Exercise: Select all lines in the records that include "Local".

## Start

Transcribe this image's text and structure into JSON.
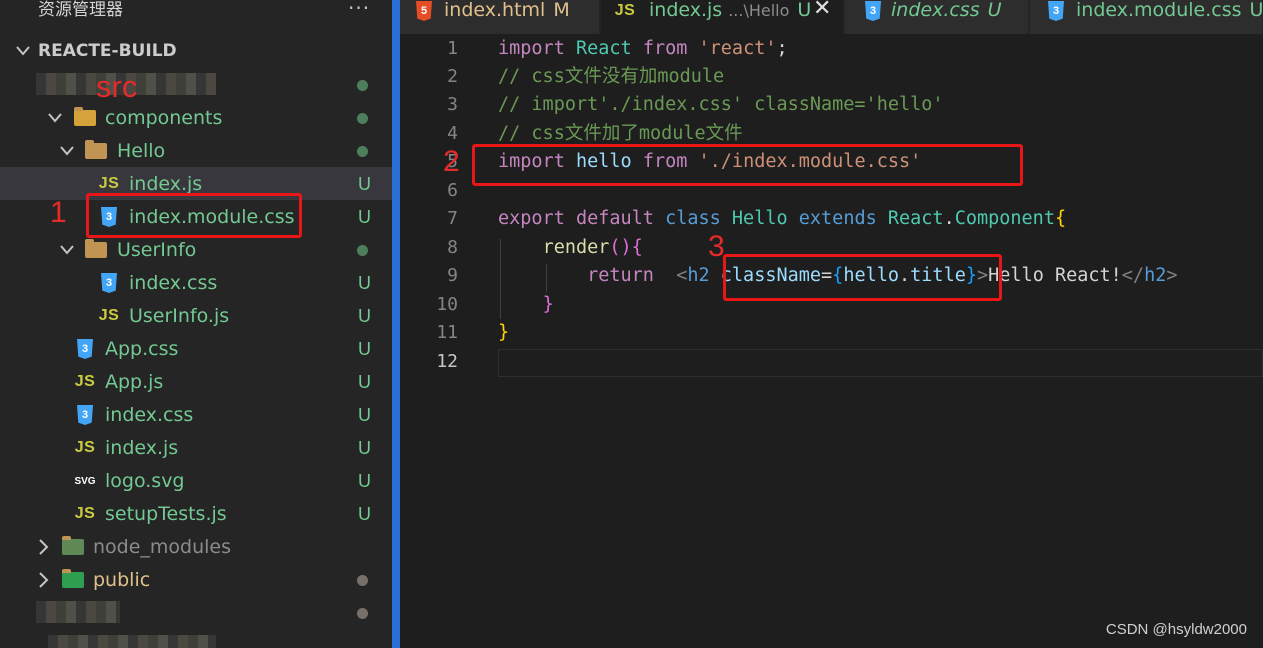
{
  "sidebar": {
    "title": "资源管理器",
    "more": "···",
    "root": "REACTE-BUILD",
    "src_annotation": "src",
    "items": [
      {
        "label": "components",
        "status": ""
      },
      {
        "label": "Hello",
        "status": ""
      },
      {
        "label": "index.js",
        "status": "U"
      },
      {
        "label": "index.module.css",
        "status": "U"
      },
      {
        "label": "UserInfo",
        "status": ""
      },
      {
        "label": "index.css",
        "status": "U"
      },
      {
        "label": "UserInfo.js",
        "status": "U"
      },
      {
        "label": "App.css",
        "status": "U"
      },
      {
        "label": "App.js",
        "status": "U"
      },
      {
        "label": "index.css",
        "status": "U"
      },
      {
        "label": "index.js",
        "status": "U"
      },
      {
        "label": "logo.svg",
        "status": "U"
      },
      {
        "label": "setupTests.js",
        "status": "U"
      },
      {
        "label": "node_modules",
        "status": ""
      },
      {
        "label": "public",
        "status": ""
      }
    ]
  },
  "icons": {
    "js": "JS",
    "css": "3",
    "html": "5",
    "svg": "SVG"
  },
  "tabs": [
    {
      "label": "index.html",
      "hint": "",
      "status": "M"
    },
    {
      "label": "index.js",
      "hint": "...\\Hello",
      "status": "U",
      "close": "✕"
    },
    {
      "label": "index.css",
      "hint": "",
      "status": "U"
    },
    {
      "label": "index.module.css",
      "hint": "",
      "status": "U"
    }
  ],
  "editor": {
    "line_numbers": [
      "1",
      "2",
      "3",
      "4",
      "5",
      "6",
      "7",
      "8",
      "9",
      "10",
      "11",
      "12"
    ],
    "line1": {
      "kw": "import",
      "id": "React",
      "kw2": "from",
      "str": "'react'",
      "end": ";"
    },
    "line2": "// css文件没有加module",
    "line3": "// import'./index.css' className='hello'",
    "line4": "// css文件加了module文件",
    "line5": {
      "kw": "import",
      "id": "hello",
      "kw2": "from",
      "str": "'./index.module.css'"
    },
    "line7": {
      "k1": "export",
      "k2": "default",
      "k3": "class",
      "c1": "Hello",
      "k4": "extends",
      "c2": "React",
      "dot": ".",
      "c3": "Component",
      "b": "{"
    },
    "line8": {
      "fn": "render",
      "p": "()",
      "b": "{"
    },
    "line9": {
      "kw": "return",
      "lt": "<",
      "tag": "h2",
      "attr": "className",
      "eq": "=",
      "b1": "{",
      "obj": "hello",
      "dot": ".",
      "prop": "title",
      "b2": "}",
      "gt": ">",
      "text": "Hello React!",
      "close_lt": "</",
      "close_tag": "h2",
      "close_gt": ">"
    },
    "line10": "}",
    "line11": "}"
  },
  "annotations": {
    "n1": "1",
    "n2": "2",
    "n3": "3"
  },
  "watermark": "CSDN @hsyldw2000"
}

## End
## Start

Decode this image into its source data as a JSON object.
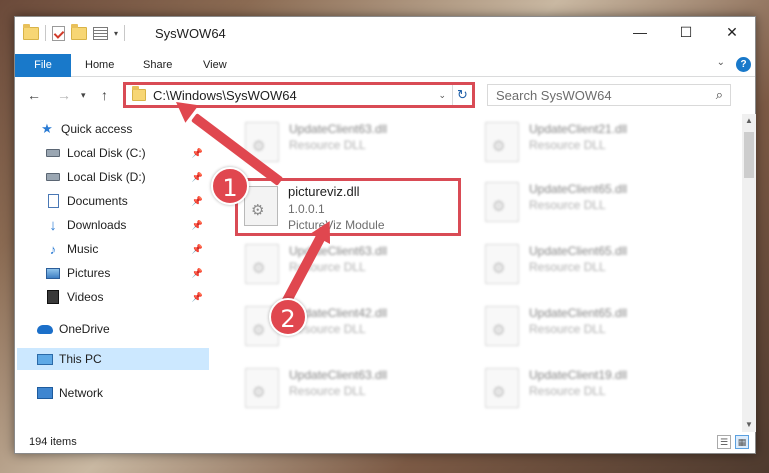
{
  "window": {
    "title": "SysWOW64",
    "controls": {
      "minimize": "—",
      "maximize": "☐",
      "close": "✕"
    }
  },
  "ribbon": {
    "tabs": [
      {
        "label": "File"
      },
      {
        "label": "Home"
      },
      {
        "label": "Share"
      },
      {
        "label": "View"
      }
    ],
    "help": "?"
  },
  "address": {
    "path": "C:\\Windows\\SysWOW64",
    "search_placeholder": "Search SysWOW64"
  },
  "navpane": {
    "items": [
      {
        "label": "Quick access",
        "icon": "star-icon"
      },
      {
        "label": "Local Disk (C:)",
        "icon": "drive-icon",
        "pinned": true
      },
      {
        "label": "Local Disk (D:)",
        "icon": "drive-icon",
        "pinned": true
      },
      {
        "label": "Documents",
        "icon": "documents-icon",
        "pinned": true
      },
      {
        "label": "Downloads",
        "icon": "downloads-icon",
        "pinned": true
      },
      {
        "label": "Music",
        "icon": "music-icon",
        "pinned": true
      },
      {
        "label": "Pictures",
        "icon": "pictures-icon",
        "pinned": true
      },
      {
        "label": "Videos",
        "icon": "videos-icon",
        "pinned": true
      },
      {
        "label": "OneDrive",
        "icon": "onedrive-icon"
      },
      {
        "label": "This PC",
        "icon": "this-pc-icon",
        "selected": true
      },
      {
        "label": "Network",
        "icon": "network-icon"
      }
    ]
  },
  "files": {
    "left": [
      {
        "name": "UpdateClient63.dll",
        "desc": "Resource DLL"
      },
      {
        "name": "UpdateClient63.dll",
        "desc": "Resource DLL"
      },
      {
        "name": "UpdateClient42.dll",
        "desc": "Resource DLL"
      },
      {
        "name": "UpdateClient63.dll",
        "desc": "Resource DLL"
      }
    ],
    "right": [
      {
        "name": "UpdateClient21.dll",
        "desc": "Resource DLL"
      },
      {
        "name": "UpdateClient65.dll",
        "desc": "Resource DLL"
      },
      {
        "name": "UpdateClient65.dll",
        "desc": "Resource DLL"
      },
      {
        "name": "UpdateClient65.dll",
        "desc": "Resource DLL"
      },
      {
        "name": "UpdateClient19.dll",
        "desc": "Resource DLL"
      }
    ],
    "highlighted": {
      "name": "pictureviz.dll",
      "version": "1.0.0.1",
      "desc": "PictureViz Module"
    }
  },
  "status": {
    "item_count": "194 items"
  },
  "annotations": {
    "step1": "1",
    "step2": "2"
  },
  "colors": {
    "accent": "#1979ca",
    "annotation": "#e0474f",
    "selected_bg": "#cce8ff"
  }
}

## End
## Start

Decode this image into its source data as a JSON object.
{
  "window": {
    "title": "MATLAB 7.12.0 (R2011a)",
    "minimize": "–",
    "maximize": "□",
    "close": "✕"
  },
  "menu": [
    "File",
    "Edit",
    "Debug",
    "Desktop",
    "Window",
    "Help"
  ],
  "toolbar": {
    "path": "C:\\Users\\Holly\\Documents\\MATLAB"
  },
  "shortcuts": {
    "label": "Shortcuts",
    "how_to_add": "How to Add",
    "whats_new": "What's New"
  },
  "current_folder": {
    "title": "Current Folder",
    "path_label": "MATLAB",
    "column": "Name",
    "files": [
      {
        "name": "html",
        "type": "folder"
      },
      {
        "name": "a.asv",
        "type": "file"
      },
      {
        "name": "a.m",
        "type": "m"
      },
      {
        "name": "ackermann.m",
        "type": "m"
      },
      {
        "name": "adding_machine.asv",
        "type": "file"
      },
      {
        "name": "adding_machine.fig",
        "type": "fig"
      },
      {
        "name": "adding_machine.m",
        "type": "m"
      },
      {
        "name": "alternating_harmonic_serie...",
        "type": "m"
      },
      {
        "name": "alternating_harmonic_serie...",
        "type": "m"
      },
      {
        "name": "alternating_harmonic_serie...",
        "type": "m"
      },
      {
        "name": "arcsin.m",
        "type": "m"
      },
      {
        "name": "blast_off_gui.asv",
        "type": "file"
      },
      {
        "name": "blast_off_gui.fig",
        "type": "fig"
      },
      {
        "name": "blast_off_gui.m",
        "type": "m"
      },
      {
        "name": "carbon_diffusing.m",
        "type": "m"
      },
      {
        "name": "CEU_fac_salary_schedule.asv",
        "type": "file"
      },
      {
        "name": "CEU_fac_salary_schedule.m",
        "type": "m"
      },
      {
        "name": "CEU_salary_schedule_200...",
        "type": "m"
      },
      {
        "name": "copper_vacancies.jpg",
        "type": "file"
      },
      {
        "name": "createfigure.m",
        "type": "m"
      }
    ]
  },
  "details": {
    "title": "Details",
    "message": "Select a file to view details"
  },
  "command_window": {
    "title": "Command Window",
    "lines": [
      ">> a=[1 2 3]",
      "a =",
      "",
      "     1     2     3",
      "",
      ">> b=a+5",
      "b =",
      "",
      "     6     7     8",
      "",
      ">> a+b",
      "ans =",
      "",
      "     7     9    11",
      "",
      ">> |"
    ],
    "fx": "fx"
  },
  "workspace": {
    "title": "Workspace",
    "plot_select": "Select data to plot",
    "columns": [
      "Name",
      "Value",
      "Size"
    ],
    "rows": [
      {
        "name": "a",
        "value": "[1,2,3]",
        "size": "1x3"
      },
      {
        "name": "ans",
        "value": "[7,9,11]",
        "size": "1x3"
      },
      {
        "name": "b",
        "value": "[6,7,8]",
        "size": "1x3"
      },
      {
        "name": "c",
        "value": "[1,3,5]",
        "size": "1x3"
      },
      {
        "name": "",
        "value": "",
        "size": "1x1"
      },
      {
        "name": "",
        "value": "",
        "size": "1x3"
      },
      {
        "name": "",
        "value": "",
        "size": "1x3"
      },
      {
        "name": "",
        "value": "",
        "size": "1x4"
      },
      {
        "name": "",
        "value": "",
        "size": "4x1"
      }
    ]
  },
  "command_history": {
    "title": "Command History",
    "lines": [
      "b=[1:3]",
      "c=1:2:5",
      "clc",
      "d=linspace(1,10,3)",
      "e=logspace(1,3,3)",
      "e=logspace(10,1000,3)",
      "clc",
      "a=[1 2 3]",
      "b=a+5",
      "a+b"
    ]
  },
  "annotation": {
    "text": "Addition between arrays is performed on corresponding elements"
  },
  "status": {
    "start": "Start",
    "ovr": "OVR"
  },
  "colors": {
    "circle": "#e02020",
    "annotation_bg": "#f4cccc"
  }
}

## End

Complete answer:
        "label": "Local Disk (C:)",
        "label": "Local Disk (D:)",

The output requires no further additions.